Your instructions — Which lines below hold the word "wollen"? Report each one.

======== Records for processing ========

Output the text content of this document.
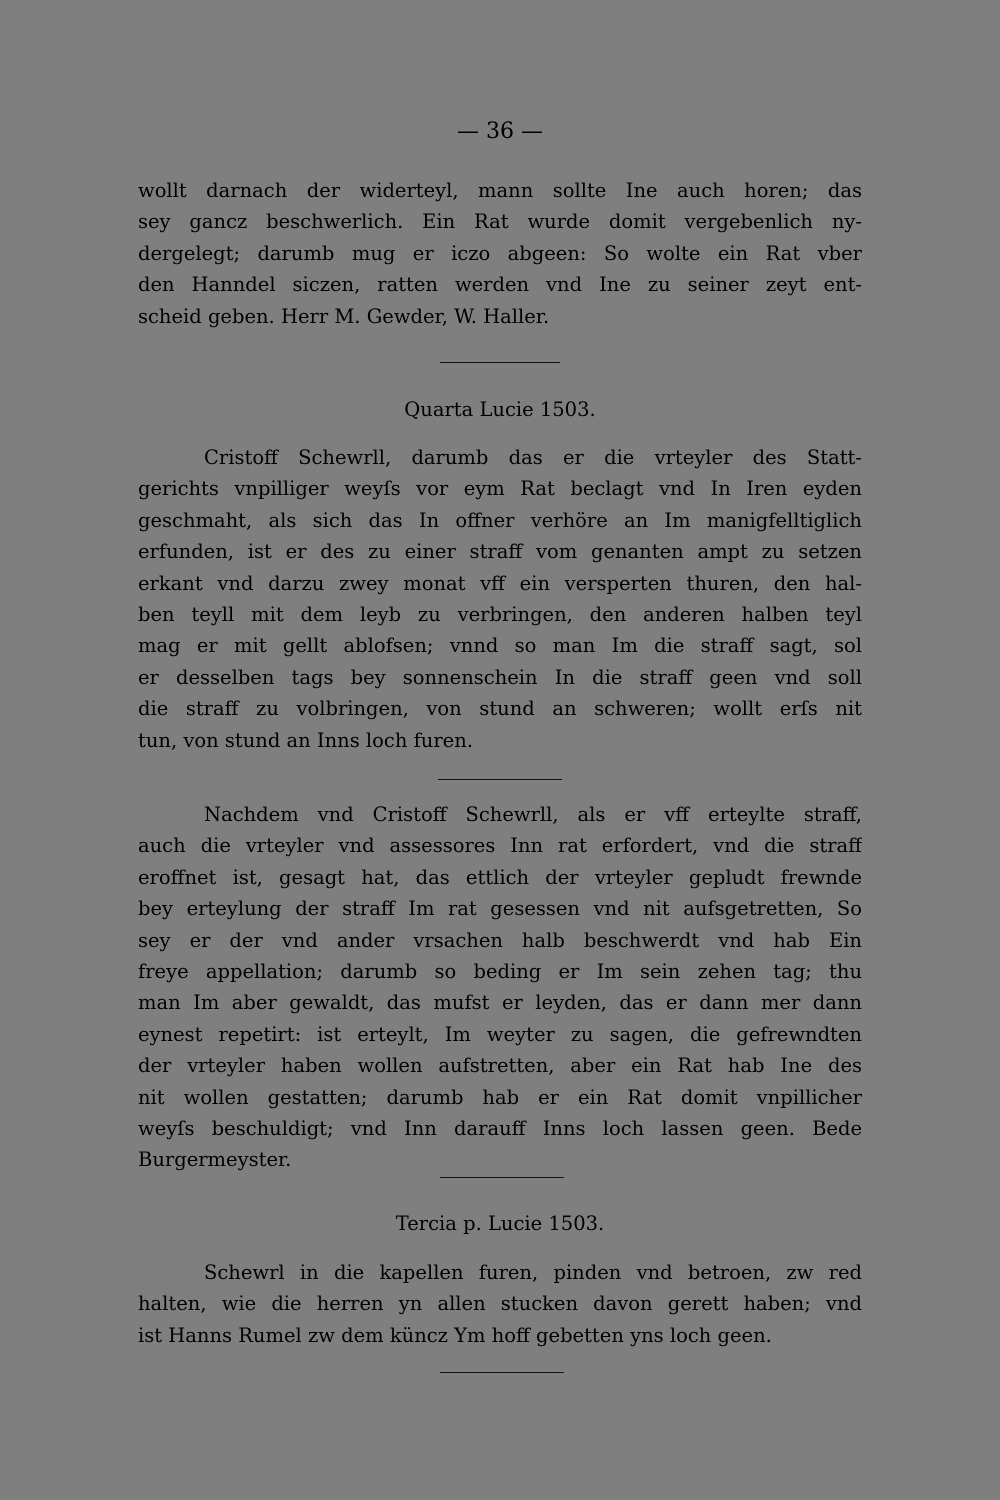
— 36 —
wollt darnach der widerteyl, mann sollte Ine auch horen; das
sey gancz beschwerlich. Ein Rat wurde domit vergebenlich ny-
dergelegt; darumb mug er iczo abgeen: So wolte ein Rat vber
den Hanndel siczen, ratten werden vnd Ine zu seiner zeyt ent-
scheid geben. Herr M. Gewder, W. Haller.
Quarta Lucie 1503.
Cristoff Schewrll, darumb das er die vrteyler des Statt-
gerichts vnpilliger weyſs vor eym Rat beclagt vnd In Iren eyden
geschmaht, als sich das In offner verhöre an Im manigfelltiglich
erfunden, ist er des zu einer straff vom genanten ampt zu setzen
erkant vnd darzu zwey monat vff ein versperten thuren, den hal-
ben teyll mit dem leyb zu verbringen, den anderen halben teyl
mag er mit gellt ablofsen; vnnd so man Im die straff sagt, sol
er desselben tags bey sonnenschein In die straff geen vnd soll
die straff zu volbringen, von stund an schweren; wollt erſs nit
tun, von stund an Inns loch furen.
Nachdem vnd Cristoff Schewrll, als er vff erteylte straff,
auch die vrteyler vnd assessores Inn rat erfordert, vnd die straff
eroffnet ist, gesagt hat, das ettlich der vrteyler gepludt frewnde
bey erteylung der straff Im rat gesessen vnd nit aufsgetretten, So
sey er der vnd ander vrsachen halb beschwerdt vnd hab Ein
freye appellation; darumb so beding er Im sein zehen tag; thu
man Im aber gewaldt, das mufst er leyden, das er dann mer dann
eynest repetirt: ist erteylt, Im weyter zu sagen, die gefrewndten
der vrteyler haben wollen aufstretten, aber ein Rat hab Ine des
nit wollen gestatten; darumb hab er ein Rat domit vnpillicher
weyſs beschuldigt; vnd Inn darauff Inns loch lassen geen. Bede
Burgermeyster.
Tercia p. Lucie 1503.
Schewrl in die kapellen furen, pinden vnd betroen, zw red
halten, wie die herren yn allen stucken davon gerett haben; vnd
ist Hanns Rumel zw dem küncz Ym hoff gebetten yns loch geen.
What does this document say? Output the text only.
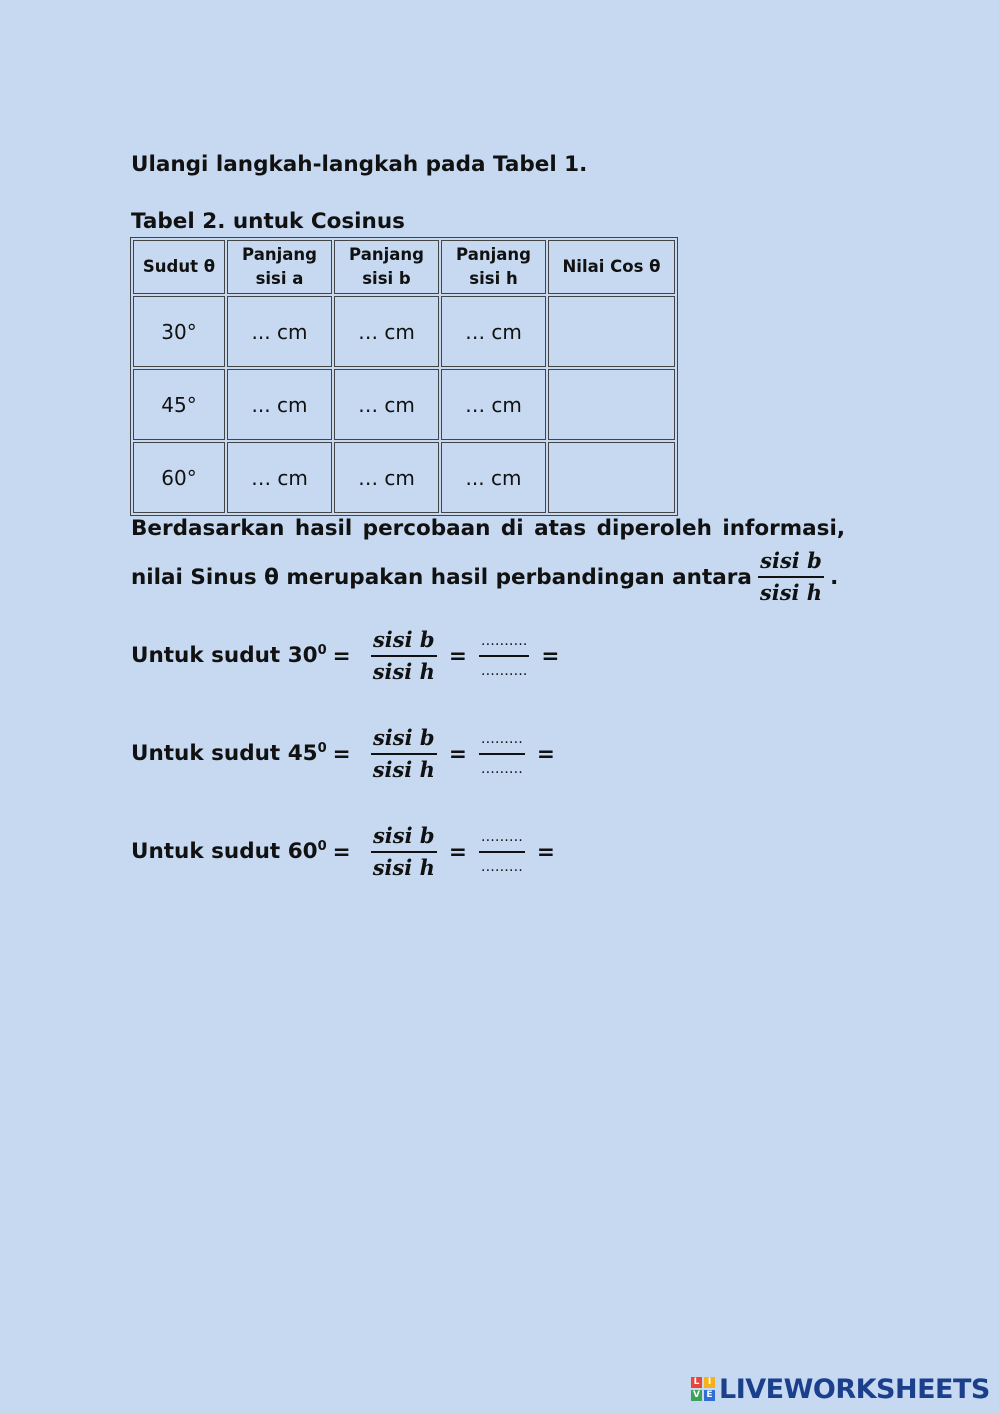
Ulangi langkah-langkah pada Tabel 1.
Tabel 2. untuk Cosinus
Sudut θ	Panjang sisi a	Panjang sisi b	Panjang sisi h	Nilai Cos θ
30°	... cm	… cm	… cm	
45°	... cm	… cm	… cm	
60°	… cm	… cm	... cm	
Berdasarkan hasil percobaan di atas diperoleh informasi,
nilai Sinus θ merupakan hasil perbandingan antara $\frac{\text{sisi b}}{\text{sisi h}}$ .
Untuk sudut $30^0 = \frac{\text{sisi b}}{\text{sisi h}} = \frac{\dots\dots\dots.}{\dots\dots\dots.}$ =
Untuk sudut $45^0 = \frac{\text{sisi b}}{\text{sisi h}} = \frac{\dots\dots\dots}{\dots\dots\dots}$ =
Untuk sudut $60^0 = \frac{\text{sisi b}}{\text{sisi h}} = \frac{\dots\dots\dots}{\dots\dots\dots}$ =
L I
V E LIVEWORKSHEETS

========
======== Records for processing ========

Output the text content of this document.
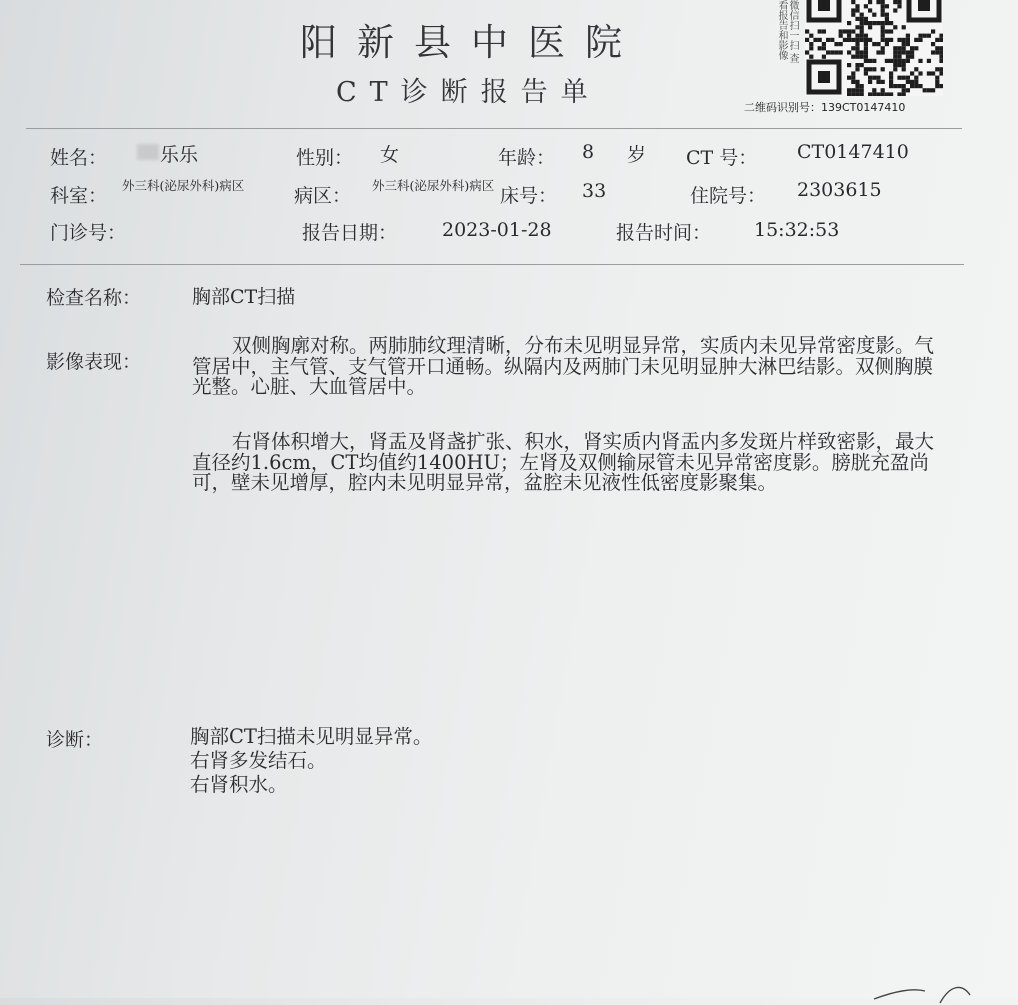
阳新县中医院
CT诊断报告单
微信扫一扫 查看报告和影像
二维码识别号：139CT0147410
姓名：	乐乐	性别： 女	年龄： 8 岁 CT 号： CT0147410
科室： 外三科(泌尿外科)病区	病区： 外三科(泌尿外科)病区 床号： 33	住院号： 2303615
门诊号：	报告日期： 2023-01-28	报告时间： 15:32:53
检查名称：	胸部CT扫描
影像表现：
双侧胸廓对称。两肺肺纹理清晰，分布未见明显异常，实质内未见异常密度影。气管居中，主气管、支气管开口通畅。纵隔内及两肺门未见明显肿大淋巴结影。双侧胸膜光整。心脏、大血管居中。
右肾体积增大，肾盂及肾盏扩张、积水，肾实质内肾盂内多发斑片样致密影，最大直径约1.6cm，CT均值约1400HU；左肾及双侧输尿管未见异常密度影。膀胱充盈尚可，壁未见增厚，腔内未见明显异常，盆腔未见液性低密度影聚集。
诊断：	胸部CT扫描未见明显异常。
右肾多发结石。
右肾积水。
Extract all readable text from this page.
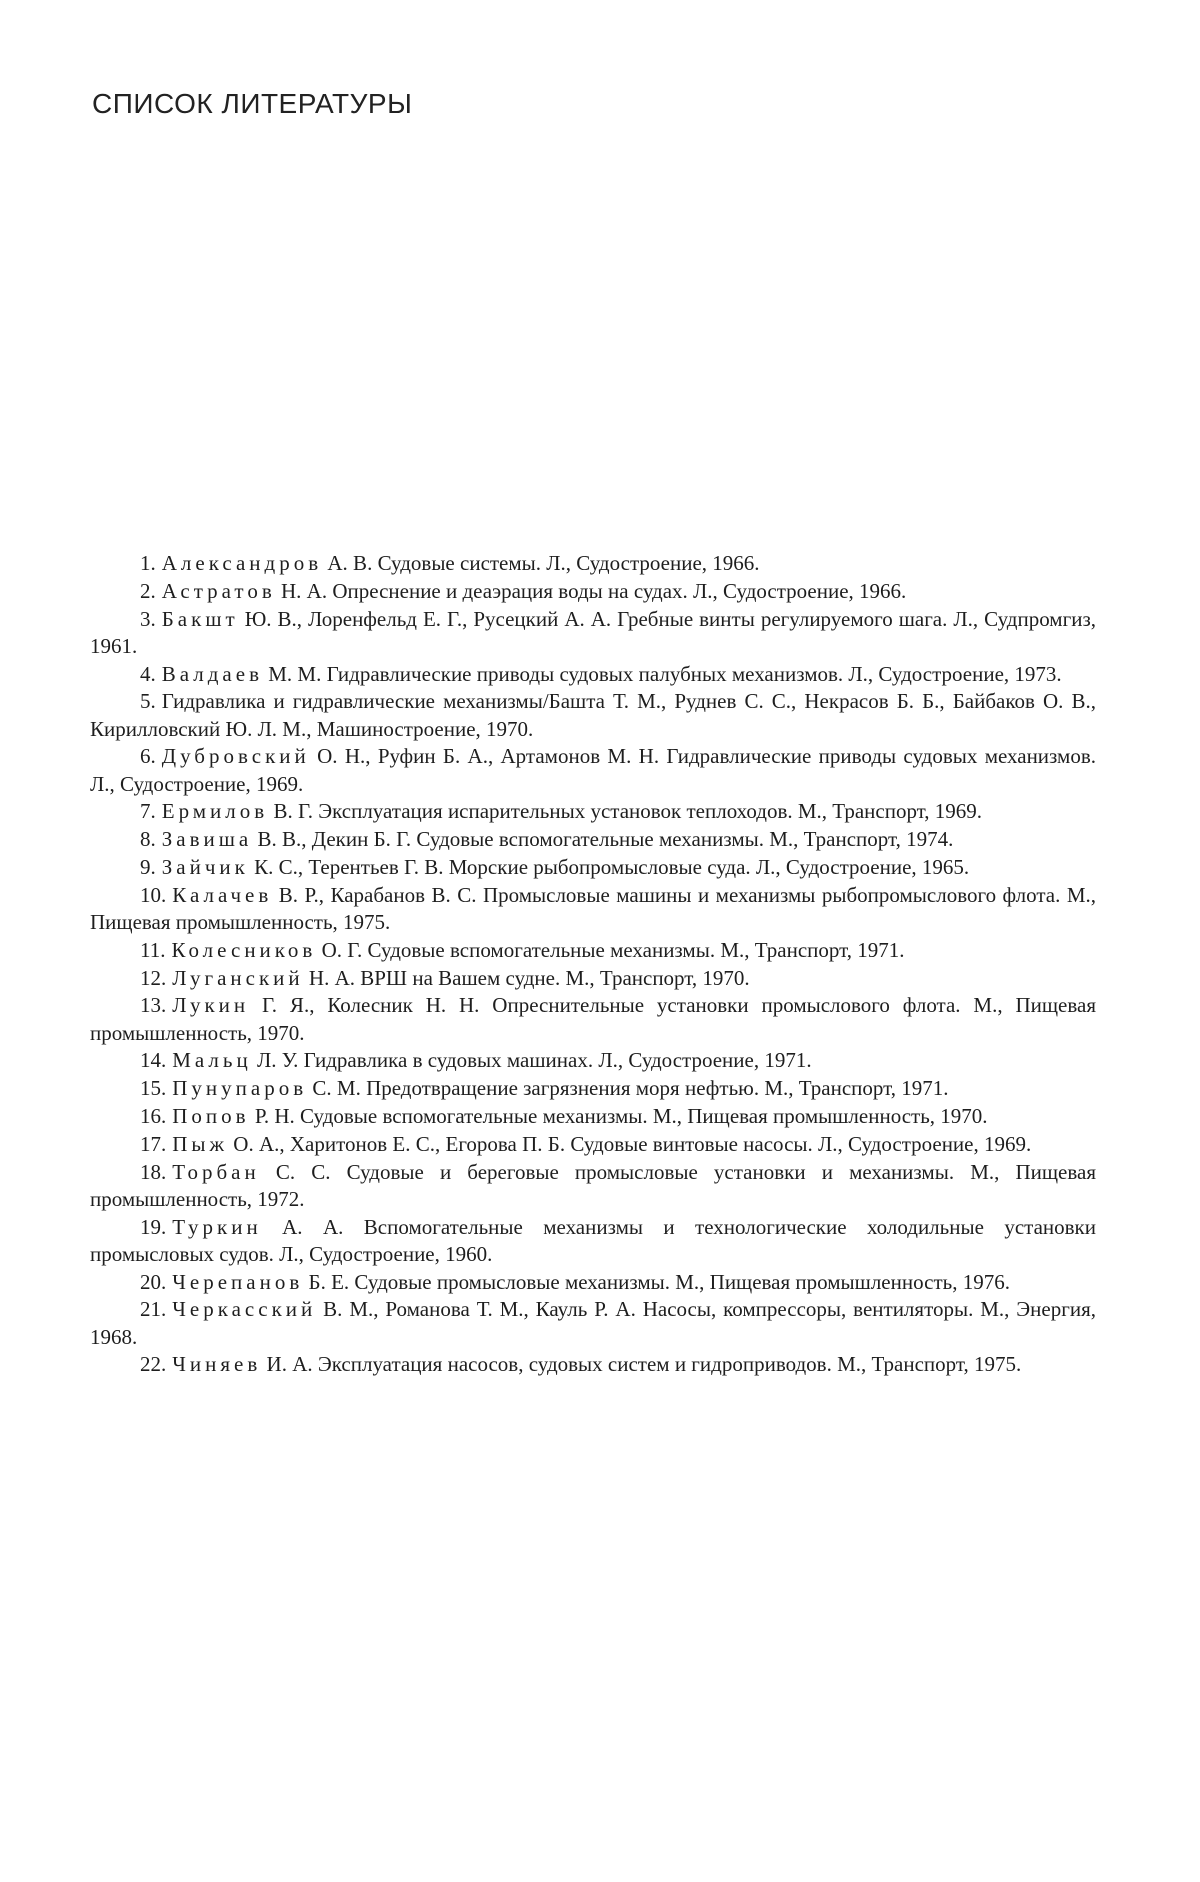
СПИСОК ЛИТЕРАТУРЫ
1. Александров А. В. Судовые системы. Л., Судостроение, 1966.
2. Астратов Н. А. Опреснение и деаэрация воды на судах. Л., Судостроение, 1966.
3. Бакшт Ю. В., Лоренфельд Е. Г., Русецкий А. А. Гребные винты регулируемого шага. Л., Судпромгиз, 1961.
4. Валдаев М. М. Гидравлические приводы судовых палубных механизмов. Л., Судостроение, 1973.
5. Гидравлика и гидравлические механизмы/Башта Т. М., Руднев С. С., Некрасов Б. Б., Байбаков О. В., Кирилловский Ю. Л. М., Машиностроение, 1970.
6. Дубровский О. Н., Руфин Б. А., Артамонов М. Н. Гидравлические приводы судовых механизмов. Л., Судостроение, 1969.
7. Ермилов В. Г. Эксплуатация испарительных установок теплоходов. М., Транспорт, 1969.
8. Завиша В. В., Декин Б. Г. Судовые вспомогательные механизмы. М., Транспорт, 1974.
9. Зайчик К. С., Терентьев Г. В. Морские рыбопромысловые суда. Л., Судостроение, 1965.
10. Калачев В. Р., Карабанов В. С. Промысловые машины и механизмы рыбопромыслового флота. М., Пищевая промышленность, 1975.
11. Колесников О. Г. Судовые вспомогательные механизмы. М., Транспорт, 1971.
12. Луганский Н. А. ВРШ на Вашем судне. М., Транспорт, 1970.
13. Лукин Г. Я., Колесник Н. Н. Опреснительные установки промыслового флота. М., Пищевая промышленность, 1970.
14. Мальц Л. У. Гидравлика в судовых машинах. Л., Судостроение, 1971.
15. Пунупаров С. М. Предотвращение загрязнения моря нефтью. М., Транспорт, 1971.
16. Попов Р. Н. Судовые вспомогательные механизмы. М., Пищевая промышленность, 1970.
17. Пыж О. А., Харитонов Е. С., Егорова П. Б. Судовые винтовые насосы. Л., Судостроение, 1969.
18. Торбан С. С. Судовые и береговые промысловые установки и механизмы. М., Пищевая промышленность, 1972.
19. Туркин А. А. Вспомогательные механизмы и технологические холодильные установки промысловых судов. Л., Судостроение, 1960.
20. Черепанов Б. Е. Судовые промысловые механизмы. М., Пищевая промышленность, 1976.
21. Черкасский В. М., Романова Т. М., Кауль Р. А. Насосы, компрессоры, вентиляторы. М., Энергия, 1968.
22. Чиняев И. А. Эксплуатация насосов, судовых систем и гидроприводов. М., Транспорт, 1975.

========
======== Records for processing ========

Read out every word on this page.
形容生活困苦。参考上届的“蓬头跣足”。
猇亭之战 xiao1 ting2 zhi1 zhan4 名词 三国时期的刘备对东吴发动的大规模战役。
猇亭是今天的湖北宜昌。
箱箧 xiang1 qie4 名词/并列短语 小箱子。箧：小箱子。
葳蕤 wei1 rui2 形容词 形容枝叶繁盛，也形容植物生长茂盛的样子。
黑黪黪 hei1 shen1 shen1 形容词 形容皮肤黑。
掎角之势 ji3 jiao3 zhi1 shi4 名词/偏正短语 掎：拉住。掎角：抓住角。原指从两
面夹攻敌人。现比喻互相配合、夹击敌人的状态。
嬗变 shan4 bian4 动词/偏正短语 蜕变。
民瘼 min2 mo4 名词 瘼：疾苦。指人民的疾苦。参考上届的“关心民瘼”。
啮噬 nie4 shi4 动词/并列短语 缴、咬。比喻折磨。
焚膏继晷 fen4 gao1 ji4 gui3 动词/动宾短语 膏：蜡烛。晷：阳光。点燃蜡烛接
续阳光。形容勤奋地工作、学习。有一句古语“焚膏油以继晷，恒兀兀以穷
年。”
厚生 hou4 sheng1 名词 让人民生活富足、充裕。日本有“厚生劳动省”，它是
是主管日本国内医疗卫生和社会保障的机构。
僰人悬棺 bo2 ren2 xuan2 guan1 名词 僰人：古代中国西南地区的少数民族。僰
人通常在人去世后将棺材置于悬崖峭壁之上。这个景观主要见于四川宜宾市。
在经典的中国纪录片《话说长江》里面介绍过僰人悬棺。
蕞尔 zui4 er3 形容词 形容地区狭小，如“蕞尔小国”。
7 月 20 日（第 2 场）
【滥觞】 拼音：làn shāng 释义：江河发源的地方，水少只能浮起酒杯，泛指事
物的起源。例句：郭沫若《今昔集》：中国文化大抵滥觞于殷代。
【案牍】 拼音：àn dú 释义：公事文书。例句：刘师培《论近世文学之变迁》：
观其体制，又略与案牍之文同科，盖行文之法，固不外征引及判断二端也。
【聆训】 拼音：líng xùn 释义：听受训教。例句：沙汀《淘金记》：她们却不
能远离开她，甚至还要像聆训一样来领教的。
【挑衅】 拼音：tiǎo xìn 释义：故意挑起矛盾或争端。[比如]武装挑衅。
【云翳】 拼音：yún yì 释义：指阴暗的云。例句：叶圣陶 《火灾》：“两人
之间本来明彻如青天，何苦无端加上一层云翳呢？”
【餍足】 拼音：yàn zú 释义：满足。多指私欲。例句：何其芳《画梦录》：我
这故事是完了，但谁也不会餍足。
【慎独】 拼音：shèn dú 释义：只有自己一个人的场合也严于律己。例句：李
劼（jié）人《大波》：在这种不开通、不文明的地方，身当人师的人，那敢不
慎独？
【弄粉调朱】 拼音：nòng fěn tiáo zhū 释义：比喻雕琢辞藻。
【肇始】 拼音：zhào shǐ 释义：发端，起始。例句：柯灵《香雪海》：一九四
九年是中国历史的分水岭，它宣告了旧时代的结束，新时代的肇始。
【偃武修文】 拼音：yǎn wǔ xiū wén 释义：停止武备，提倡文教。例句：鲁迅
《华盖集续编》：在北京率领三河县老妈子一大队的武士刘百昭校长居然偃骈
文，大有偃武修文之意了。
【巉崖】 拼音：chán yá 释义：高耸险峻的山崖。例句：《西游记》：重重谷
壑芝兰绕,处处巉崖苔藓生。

========

Exercise result —
der vrteyler haben wollen aufstretten, aber ein Rat hab Ine des
nit wollen gestatten; darumb hab er ein Rat domit vnpillicher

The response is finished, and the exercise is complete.